CHALLENGE
Copy the full set of lines exactly as given.

PROVIDED DATA
***
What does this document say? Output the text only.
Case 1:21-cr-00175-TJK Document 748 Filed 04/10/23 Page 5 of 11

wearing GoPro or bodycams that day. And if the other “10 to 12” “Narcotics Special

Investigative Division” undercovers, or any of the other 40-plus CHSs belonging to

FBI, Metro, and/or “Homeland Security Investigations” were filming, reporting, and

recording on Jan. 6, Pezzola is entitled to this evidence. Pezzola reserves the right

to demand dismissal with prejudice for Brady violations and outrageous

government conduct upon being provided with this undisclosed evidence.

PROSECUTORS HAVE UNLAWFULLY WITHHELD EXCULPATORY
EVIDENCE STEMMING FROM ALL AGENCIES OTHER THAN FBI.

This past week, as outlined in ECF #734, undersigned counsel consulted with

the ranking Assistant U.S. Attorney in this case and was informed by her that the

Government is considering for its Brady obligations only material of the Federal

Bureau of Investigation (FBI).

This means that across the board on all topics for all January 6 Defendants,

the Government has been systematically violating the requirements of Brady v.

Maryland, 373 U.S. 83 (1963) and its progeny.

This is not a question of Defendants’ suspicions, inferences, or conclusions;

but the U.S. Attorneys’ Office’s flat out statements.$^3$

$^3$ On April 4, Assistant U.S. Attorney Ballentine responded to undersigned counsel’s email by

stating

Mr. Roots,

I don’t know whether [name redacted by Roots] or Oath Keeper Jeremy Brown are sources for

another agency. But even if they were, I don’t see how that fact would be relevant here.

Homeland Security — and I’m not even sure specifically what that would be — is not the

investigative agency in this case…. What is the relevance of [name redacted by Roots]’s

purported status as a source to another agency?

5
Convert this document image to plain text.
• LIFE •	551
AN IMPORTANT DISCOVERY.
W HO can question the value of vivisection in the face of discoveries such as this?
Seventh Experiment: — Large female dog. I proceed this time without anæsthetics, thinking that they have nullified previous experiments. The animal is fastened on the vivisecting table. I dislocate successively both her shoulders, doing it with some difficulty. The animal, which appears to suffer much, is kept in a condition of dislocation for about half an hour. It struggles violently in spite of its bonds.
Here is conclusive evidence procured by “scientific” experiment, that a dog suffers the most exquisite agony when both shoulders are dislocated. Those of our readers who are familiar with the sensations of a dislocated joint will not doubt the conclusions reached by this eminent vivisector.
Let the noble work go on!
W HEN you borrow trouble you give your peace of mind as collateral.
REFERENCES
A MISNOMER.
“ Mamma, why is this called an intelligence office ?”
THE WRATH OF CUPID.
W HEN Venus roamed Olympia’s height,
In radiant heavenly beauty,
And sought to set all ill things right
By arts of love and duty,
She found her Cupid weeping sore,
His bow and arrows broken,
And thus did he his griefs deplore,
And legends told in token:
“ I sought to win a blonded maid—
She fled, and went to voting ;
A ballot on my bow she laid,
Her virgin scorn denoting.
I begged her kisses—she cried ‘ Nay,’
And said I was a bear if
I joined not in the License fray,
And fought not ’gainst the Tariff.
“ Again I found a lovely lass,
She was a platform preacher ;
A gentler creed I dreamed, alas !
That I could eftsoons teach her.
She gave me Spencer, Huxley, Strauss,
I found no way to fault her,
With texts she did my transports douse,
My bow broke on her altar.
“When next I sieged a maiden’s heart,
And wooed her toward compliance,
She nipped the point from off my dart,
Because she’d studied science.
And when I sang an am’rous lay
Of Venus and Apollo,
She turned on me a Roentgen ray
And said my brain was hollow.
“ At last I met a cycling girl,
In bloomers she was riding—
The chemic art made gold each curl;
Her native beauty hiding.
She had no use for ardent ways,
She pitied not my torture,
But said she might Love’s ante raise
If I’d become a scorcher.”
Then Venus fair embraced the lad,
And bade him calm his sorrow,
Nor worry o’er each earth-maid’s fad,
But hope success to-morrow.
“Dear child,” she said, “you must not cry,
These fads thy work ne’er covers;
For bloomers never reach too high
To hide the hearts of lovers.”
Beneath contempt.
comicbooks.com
***
COMPLETE OUTPUT
What does this document say? Output the text only.
Case 1:21-cr-00175-TJK Document 748 Filed 04/10/23 Page 5 of 11

wearing GoPro or bodycams that day. And if the other “10 to 12” “Narcotics Special

Investigative Division” undercovers, or any of the other 40-plus CHSs belonging to

FBI, Metro, and/or “Homeland Security Investigations” were filming, reporting, and

recording on Jan. 6, Pezzola is entitled to this evidence. Pezzola reserves the right

to demand dismissal with prejudice for Brady violations and outrageous

government conduct upon being provided with this undisclosed evidence.

PROSECUTORS HAVE UNLAWFULLY WITHHELD EXCULPATORY
EVIDENCE STEMMING FROM ALL AGENCIES OTHER THAN FBI.

This past week, as outlined in ECF #734, undersigned counsel consulted with

the ranking Assistant U.S. Attorney in this case and was informed by her that the

Government is considering for its Brady obligations only material of the Federal

Bureau of Investigation (FBI).

This means that across the board on all topics for all January 6 Defendants,

the Government has been systematically violating the requirements of Brady v.

Maryland, 373 U.S. 83 (1963) and its progeny.

This is not a question of Defendants’ suspicions, inferences, or conclusions;

but the U.S. Attorneys’ Office’s flat out statements.$^3$

$^3$ On April 4, Assistant U.S. Attorney Ballentine responded to undersigned counsel’s email by

stating

Mr. Roots,

I don’t know whether [name redacted by Roots] or Oath Keeper Jeremy Brown are sources for

another agency. But even if they were, I don’t see how that fact would be relevant here.

Homeland Security — and I’m not even sure specifically what that would be — is not the

investigative agency in this case…. What is the relevance of [name redacted by Roots]’s

purported status as a source to another agency?

5
Convert this document image to plain text.
• LIFE •	551
AN IMPORTANT DISCOVERY.
W HO can question the value of vivisection in the face of discoveries such as this?
Seventh Experiment: — Large female dog. I proceed this time without anæsthetics, thinking that they have nullified previous experiments. The animal is fastened on the vivisecting table. I dislocate successively both her shoulders, doing it with some difficulty. The animal, which appears to suffer much, is kept in a condition of dislocation for about half an hour. It struggles violently in spite of its bonds.
Here is conclusive evidence procured by “scientific” experiment, that a dog suffers the most exquisite agony when both shoulders are dislocated. Those of our readers who are familiar with the sensations of a dislocated joint will not doubt the conclusions reached by this eminent vivisector.
Let the noble work go on!
W HEN you borrow trouble you give your peace of mind as collateral.
REFERENCES
A MISNOMER.
“ Mamma, why is this called an intelligence office ?”
THE WRATH OF CUPID.
W HEN Venus roamed Olympia’s height,
In radiant heavenly beauty,
And sought to set all ill things right
By arts of love and duty,
She found her Cupid weeping sore,
His bow and arrows broken,
And thus did he his griefs deplore,
And legends told in token:
“ I sought to win a blonded maid—
She fled, and went to voting ;
A ballot on my bow she laid,
Her virgin scorn denoting.
I begged her kisses—she cried ‘ Nay,’
And said I was a bear if
I joined not in the License fray,
And fought not ’gainst the Tariff.
“ Again I found a lovely lass,
She was a platform preacher ;
A gentler creed I dreamed, alas !
That I could eftsoons teach her.
She gave me Spencer, Huxley, Strauss,
I found no way to fault her,
With texts she did my transports douse,
My bow broke on her altar.
“When next I sieged a maiden’s heart,
And wooed her toward compliance,
She nipped the point from off my dart,
Because she’d studied science.
And when I sang an am’rous lay
Of Venus and Apollo,
She turned on me a Roentgen ray
And said my brain was hollow.
“ At last I met a cycling girl,
In bloomers she was riding—
The chemic art made gold each curl;
Her native beauty hiding.
She had no use for ardent ways,
She pitied not my torture,
But said she might Love’s ante raise
If I’d become a scorcher.”
Then Venus fair embraced the lad,
And bade him calm his sorrow,
Nor worry o’er each earth-maid’s fad,
But hope success to-morrow.
“Dear child,” she said, “you must not cry,
These fads thy work ne’er covers;
For bloomers never reach too high
To hide the hearts of lovers.”
Beneath contempt.
comicbooks.com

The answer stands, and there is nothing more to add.